[BEGIN Information supplied]
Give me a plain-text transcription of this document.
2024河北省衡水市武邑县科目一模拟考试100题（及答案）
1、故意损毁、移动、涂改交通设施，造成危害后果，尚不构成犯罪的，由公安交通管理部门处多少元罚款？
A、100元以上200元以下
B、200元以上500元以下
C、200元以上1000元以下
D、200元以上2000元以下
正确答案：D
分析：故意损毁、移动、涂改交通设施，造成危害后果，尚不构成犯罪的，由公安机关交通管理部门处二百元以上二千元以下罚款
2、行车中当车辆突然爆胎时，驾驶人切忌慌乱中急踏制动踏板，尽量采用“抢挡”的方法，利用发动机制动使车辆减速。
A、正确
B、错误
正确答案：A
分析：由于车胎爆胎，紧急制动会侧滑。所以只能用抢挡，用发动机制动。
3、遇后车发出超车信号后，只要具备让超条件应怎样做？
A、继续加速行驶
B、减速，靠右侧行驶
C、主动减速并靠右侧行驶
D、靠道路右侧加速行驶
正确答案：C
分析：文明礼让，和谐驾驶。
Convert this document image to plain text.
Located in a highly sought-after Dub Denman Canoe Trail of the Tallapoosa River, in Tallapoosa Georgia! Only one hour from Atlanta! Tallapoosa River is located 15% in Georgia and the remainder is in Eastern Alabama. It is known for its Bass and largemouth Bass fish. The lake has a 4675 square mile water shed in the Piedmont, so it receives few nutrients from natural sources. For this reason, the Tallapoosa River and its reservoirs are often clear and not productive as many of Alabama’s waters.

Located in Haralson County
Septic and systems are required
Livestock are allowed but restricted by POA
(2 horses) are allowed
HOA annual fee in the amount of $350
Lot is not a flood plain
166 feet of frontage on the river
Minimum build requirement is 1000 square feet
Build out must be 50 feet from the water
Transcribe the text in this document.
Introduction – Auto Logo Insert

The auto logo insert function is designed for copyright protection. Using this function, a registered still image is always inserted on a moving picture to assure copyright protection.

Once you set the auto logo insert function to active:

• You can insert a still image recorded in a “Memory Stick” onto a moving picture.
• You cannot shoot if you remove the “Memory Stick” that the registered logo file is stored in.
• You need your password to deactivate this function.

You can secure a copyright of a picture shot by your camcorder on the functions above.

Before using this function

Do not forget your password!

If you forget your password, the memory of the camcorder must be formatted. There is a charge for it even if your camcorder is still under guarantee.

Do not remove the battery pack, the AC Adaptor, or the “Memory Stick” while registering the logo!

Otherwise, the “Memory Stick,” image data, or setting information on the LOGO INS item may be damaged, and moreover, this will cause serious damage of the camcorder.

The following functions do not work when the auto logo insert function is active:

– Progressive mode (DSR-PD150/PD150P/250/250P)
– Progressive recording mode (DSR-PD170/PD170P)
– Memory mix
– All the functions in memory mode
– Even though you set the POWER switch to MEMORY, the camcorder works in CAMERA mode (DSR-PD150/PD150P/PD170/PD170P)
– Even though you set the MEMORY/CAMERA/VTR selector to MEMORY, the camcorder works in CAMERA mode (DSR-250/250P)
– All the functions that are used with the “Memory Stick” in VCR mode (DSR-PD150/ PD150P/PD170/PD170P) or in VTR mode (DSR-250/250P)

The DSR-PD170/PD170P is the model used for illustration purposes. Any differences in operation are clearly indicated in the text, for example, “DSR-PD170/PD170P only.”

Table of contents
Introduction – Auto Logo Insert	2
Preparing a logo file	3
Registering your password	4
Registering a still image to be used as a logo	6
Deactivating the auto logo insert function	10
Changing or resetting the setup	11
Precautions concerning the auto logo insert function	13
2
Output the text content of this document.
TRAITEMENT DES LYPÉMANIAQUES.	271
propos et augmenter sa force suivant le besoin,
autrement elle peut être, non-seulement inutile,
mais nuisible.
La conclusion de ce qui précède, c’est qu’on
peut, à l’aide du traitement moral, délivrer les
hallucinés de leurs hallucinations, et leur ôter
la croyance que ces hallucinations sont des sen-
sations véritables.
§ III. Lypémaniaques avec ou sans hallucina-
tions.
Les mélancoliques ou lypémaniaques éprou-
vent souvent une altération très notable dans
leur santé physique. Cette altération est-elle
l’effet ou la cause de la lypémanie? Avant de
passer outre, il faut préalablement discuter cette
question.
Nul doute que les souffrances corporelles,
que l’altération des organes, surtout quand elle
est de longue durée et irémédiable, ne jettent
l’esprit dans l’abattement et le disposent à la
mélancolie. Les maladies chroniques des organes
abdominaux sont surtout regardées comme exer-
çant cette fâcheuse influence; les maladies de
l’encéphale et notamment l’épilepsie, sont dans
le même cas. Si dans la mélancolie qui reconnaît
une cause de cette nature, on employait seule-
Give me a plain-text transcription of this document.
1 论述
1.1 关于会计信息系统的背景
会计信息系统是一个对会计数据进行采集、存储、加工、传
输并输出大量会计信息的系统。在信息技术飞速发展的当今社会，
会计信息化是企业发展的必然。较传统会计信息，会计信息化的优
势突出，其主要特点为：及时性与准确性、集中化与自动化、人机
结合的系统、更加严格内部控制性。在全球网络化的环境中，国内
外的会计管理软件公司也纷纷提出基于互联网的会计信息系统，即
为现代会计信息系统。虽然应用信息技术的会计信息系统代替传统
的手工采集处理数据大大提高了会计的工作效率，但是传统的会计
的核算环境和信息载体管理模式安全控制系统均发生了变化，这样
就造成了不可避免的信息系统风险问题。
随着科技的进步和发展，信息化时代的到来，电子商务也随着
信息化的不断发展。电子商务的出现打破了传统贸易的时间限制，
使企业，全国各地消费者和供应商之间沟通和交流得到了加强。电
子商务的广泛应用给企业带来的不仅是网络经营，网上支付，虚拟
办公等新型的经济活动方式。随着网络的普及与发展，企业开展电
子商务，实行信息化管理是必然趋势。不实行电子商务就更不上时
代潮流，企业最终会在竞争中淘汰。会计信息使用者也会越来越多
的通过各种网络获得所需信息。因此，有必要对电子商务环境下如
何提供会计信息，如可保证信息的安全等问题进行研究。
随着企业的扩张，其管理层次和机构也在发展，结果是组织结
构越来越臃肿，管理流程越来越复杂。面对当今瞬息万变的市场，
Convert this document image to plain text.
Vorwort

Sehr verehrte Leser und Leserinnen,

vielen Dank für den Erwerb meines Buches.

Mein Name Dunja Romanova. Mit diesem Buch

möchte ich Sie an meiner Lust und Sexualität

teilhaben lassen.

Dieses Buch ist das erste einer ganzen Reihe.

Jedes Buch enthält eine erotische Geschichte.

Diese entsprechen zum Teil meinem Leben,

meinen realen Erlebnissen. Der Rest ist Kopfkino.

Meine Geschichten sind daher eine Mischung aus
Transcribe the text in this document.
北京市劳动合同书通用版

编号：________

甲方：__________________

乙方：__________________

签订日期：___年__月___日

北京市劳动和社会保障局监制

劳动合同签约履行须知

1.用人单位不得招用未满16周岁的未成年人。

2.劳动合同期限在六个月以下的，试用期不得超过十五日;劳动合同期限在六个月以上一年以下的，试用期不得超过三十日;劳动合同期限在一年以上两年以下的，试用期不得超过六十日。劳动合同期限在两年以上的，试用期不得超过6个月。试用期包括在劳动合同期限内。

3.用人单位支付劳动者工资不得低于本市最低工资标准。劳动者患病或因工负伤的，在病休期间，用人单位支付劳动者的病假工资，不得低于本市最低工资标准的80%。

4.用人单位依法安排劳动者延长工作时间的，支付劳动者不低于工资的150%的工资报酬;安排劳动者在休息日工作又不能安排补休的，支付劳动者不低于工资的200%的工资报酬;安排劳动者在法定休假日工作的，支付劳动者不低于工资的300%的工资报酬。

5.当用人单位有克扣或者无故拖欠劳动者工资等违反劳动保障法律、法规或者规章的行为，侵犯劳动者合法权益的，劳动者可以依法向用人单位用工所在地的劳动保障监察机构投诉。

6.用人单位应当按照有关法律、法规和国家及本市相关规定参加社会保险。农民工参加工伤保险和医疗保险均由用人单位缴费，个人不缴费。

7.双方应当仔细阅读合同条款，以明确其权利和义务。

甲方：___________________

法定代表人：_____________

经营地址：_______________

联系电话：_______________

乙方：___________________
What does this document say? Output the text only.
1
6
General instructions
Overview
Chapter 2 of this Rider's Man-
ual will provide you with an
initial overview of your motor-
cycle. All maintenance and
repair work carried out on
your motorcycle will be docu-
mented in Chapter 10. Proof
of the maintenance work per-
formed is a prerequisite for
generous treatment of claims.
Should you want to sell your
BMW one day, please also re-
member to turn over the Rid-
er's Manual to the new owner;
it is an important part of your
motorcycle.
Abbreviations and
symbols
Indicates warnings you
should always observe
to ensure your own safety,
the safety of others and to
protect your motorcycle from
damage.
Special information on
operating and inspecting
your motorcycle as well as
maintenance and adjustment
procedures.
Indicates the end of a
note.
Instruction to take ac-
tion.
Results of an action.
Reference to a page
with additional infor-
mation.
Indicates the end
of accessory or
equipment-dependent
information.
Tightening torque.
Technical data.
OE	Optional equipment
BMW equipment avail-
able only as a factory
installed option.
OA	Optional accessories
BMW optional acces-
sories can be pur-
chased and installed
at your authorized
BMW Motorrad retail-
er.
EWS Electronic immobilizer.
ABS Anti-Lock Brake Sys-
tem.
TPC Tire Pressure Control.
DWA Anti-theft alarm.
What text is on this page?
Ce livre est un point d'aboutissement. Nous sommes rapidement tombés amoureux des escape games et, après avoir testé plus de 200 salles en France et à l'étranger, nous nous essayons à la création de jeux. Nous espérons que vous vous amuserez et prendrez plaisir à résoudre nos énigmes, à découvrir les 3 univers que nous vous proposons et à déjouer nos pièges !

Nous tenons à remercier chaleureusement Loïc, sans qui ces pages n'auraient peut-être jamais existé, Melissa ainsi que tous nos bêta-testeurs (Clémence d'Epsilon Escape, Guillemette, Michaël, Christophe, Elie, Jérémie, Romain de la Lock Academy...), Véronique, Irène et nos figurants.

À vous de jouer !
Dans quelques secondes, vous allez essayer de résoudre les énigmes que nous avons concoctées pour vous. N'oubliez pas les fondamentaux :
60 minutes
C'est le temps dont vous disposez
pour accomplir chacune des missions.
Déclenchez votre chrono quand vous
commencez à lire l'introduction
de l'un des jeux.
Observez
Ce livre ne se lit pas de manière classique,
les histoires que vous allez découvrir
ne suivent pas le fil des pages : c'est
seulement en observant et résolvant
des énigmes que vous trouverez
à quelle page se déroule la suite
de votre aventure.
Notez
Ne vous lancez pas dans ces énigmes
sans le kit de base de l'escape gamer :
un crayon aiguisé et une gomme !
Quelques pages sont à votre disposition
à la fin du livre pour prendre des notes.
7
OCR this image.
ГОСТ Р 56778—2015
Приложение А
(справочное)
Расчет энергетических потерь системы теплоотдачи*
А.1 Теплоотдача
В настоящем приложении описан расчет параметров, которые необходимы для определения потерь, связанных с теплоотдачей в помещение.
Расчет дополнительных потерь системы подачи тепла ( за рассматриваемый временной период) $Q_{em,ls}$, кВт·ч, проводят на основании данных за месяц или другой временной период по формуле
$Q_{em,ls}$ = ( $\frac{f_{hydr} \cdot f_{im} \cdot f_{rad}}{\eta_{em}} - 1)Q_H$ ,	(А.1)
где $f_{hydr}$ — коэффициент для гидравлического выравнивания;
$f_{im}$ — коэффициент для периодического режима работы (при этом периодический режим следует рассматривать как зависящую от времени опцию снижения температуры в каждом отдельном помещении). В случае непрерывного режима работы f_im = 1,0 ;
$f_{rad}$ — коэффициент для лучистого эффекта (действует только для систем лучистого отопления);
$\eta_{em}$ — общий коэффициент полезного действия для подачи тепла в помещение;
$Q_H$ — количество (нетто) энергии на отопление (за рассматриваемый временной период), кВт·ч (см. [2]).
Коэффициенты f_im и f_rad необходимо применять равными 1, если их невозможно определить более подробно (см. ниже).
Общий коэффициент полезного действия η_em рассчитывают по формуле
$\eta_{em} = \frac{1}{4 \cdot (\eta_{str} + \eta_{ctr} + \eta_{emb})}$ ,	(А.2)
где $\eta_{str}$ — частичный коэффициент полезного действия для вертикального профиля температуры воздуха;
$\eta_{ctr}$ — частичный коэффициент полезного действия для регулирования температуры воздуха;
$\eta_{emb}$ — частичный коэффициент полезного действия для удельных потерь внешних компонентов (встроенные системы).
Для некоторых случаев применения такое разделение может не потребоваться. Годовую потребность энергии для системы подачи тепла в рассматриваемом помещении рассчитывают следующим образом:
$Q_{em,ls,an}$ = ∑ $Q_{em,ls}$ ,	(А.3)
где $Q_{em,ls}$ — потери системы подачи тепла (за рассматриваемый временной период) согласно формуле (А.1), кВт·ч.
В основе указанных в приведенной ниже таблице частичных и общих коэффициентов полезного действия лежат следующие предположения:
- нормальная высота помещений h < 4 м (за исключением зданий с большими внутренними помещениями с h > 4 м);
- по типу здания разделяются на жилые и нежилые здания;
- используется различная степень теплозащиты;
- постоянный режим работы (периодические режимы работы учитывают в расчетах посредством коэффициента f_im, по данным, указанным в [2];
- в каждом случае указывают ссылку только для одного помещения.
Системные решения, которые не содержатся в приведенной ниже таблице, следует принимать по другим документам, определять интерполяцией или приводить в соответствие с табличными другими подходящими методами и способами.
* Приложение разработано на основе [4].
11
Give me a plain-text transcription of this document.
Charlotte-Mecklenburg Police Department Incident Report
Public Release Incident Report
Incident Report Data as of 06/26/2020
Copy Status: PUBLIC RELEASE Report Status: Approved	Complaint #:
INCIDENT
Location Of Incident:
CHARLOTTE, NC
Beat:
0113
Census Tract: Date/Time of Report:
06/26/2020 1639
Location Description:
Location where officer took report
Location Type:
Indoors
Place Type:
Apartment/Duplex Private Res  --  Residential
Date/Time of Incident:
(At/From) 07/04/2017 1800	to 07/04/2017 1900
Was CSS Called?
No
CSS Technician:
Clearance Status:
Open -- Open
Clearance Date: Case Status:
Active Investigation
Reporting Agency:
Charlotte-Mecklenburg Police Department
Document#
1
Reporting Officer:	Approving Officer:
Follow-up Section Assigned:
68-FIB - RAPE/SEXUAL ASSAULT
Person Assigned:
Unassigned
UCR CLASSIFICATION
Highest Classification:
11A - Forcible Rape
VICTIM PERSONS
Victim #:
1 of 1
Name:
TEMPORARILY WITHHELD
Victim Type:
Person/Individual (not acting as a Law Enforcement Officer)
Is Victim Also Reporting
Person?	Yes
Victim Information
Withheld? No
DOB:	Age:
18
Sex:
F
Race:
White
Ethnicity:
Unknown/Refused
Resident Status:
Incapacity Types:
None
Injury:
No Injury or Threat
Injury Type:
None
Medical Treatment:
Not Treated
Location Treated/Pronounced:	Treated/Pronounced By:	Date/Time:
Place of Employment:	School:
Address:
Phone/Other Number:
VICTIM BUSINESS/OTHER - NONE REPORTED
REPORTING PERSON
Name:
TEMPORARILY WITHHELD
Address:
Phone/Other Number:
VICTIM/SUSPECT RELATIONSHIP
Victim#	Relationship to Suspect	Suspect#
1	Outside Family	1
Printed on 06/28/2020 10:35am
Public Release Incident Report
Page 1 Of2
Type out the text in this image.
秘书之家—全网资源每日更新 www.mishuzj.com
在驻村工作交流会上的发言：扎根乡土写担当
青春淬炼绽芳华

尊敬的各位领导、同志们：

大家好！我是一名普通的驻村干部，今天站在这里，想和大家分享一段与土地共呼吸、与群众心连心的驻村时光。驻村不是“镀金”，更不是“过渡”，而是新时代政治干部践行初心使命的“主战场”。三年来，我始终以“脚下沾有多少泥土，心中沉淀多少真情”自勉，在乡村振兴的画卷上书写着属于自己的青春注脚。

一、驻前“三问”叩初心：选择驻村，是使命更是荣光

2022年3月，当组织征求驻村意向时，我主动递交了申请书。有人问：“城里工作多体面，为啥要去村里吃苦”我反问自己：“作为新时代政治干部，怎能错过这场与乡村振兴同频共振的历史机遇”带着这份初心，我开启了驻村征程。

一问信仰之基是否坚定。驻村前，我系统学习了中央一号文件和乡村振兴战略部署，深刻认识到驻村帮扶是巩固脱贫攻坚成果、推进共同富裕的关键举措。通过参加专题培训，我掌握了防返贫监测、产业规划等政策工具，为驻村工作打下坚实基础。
[END Information supplied]
# [Aim]
Copy every line of the listing that contains the word "Progressive".

# [Worked solution]
– Progressive mode (DSR-PD150/PD150P/250/250P)
– Progressive recording mode (DSR-PD170/PD170P)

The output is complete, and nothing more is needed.